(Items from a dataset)
##############################

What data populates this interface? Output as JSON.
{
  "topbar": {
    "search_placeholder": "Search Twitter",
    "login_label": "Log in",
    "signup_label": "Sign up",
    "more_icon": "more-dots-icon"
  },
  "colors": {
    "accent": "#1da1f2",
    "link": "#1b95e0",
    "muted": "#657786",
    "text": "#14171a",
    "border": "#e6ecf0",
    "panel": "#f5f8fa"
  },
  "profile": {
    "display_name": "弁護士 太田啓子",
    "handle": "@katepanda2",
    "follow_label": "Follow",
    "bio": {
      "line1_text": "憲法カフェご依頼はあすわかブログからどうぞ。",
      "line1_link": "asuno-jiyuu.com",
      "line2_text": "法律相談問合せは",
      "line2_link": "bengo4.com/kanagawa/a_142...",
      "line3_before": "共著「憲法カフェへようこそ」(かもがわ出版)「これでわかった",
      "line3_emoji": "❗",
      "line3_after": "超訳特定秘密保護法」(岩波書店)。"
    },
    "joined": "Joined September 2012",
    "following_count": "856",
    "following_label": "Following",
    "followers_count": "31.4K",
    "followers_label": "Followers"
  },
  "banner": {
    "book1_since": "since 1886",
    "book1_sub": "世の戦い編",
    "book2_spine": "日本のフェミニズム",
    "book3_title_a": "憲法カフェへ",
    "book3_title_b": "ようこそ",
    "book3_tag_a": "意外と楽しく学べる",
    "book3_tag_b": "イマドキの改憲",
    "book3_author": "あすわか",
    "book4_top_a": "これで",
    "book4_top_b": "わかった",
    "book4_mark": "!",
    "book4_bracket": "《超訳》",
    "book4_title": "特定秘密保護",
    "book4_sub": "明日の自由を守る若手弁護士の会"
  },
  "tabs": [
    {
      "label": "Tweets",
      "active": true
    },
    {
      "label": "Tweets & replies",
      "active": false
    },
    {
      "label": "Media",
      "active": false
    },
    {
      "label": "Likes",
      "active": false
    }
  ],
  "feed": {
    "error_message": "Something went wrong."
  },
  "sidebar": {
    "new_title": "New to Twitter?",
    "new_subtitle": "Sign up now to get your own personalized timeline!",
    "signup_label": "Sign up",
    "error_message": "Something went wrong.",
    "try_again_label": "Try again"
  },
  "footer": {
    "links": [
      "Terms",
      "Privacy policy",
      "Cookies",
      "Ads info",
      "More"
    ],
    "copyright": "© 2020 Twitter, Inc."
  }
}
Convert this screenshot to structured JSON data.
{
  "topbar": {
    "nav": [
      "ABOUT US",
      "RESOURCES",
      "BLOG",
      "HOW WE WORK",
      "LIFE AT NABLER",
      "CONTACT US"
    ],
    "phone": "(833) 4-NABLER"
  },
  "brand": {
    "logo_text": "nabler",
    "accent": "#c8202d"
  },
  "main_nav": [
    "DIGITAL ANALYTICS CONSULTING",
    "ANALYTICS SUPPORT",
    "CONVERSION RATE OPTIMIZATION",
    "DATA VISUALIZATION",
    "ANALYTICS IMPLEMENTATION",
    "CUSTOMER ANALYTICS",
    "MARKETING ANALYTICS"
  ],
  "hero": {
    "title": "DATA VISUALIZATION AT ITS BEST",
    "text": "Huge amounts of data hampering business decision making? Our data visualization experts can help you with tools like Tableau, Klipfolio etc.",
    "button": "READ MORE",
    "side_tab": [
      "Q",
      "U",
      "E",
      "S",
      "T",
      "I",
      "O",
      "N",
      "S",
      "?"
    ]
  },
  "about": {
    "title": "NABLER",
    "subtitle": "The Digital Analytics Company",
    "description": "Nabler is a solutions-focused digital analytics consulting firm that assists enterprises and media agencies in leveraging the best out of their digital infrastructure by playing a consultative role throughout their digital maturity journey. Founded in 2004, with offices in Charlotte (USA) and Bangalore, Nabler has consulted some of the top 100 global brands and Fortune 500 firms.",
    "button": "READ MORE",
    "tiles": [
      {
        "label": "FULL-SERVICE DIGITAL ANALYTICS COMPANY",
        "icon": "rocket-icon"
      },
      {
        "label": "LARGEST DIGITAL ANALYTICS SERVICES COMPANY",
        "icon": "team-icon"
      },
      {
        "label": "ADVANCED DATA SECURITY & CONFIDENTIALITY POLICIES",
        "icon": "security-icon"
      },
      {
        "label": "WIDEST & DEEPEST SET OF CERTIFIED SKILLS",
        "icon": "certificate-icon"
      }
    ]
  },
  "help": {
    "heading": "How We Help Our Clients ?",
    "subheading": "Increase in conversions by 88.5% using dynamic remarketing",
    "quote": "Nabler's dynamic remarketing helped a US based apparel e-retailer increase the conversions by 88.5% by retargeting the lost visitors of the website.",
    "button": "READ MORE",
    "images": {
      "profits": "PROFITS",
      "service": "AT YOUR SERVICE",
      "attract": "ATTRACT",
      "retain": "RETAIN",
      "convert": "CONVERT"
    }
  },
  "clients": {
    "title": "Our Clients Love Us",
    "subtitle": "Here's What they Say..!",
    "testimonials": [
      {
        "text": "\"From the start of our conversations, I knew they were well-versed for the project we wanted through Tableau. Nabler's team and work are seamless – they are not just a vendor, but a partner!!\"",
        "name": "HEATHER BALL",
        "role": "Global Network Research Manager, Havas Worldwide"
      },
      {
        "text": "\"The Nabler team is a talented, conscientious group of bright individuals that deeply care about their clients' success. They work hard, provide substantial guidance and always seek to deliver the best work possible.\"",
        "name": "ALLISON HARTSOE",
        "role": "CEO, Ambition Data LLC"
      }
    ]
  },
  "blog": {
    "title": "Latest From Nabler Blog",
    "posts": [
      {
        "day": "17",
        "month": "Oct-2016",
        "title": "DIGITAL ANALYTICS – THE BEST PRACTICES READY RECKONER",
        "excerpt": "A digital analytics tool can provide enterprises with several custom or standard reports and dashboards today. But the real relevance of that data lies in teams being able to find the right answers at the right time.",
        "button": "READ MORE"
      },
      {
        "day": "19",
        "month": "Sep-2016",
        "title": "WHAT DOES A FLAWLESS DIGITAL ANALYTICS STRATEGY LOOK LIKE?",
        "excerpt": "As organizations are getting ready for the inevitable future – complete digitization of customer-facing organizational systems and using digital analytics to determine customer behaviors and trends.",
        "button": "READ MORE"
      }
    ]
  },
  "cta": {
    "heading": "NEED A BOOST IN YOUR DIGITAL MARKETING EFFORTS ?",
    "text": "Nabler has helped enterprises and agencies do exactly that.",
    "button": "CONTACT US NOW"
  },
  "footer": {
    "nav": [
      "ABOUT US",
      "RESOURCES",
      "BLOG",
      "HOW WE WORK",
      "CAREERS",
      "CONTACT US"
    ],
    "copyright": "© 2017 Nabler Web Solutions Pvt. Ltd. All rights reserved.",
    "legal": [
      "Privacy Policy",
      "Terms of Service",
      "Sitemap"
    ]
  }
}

##############################

Recopy the entries above exactly, with every line included.

What data populates this interface? Output as JSON.
{
  "topbar": {
    "search_placeholder": "Search Twitter",
    "login_label": "Log in",
    "signup_label": "Sign up",
    "more_icon": "more-dots-icon"
  },
  "colors": {
    "accent": "#1da1f2",
    "link": "#1b95e0",
    "muted": "#657786",
    "text": "#14171a",
    "border": "#e6ecf0",
    "panel": "#f5f8fa"
  },
  "profile": {
    "display_name": "弁護士 太田啓子",
    "handle": "@katepanda2",
    "follow_label": "Follow",
    "bio": {
      "line1_text": "憲法カフェご依頼はあすわかブログからどうぞ。",
      "line1_link": "asuno-jiyuu.com",
      "line2_text": "法律相談問合せは",
      "line2_link": "bengo4.com/kanagawa/a_142...",
      "line3_before": "共著「憲法カフェへようこそ」(かもがわ出版)「これでわかった",
      "line3_emoji": "❗",
      "line3_after": "超訳特定秘密保護法」(岩波書店)。"
    },
    "joined": "Joined September 2012",
    "following_count": "856",
    "following_label": "Following",
    "followers_count": "31.4K",
    "followers_label": "Followers"
  },
  "banner": {
    "book1_since": "since 1886",
    "book1_sub": "世の戦い編",
    "book2_spine": "日本のフェミニズム",
    "book3_title_a": "憲法カフェへ",
    "book3_title_b": "ようこそ",
    "book3_tag_a": "意外と楽しく学べる",
    "book3_tag_b": "イマドキの改憲",
    "book3_author": "あすわか",
    "book4_top_a": "これで",
    "book4_top_b": "わかった",
    "book4_mark": "!",
    "book4_bracket": "《超訳》",
    "book4_title": "特定秘密保護",
    "book4_sub": "明日の自由を守る若手弁護士の会"
  },
  "tabs": [
    {
      "label": "Tweets",
      "active": true
    },
    {
      "label": "Tweets & replies",
      "active": false
    },
    {
      "label": "Media",
      "active": false
    },
    {
      "label": "Likes",
      "active": false
    }
  ],
  "feed": {
    "error_message": "Something went wrong."
  },
  "sidebar": {
    "new_title": "New to Twitter?",
    "new_subtitle": "Sign up now to get your own personalized timeline!",
    "signup_label": "Sign up",
    "error_message": "Something went wrong.",
    "try_again_label": "Try again"
  },
  "footer": {
    "links": [
      "Terms",
      "Privacy policy",
      "Cookies",
      "Ads info",
      "More"
    ],
    "copyright": "© 2020 Twitter, Inc."
  }
}
Convert this screenshot to structured JSON data.
{
  "topbar": {
    "nav": [
      "ABOUT US",
      "RESOURCES",
      "BLOG",
      "HOW WE WORK",
      "LIFE AT NABLER",
      "CONTACT US"
    ],
    "phone": "(833) 4-NABLER"
  },
  "brand": {
    "logo_text": "nabler",
    "accent": "#c8202d"
  },
  "main_nav": [
    "DIGITAL ANALYTICS CONSULTING",
    "ANALYTICS SUPPORT",
    "CONVERSION RATE OPTIMIZATION",
    "DATA VISUALIZATION",
    "ANALYTICS IMPLEMENTATION",
    "CUSTOMER ANALYTICS",
    "MARKETING ANALYTICS"
  ],
  "hero": {
    "title": "DATA VISUALIZATION AT ITS BEST",
    "text": "Huge amounts of data hampering business decision making? Our data visualization experts can help you with tools like Tableau, Klipfolio etc.",
    "button": "READ MORE",
    "side_tab": [
      "Q",
      "U",
      "E",
      "S",
      "T",
      "I",
      "O",
      "N",
      "S",
      "?"
    ]
  },
  "about": {
    "title": "NABLER",
    "subtitle": "The Digital Analytics Company",
    "description": "Nabler is a solutions-focused digital analytics consulting firm that assists enterprises and media agencies in leveraging the best out of their digital infrastructure by playing a consultative role throughout their digital maturity journey. Founded in 2004, with offices in Charlotte (USA) and Bangalore, Nabler has consulted some of the top 100 global brands and Fortune 500 firms.",
    "button": "READ MORE",
    "tiles": [
      {
        "label": "FULL-SERVICE DIGITAL ANALYTICS COMPANY",
        "icon": "rocket-icon"
      },
      {
        "label": "LARGEST DIGITAL ANALYTICS SERVICES COMPANY",
        "icon": "team-icon"
      },
      {
        "label": "ADVANCED DATA SECURITY & CONFIDENTIALITY POLICIES",
        "icon": "security-icon"
      },
      {
        "label": "WIDEST & DEEPEST SET OF CERTIFIED SKILLS",
        "icon": "certificate-icon"
      }
    ]
  },
  "help": {
    "heading": "How We Help Our Clients ?",
    "subheading": "Increase in conversions by 88.5% using dynamic remarketing",
    "quote": "Nabler's dynamic remarketing helped a US based apparel e-retailer increase the conversions by 88.5% by retargeting the lost visitors of the website.",
    "button": "READ MORE",
    "images": {
      "profits": "PROFITS",
      "service": "AT YOUR SERVICE",
      "attract": "ATTRACT",
      "retain": "RETAIN",
      "convert": "CONVERT"
    }
  },
  "clients": {
    "title": "Our Clients Love Us",
    "subtitle": "Here's What they Say..!",
    "testimonials": [
      {
        "text": "\"From the start of our conversations, I knew they were well-versed for the project we wanted through Tableau. Nabler's team and work are seamless – they are not just a vendor, but a partner!!\"",
        "name": "HEATHER BALL",
        "role": "Global Network Research Manager, Havas Worldwide"
      },
      {
        "text": "\"The Nabler team is a talented, conscientious group of bright individuals that deeply care about their clients' success. They work hard, provide substantial guidance and always seek to deliver the best work possible.\"",
        "name": "ALLISON HARTSOE",
        "role": "CEO, Ambition Data LLC"
      }
    ]
  },
  "blog": {
    "title": "Latest From Nabler Blog",
    "posts": [
      {
        "day": "17",
        "month": "Oct-2016",
        "title": "DIGITAL ANALYTICS – THE BEST PRACTICES READY RECKONER",
        "excerpt": "A digital analytics tool can provide enterprises with several custom or standard reports and dashboards today. But the real relevance of that data lies in teams being able to find the right answers at the right time.",
        "button": "READ MORE"
      },
      {
        "day": "19",
        "month": "Sep-2016",
        "title": "WHAT DOES A FLAWLESS DIGITAL ANALYTICS STRATEGY LOOK LIKE?",
        "excerpt": "As organizations are getting ready for the inevitable future – complete digitization of customer-facing organizational systems and using digital analytics to determine customer behaviors and trends.",
        "button": "READ MORE"
      }
    ]
  },
  "cta": {
    "heading": "NEED A BOOST IN YOUR DIGITAL MARKETING EFFORTS ?",
    "text": "Nabler has helped enterprises and agencies do exactly that.",
    "button": "CONTACT US NOW"
  },
  "footer": {
    "nav": [
      "ABOUT US",
      "RESOURCES",
      "BLOG",
      "HOW WE WORK",
      "CAREERS",
      "CONTACT US"
    ],
    "copyright": "© 2017 Nabler Web Solutions Pvt. Ltd. All rights reserved.",
    "legal": [
      "Privacy Policy",
      "Terms of Service",
      "Sitemap"
    ]
  }
}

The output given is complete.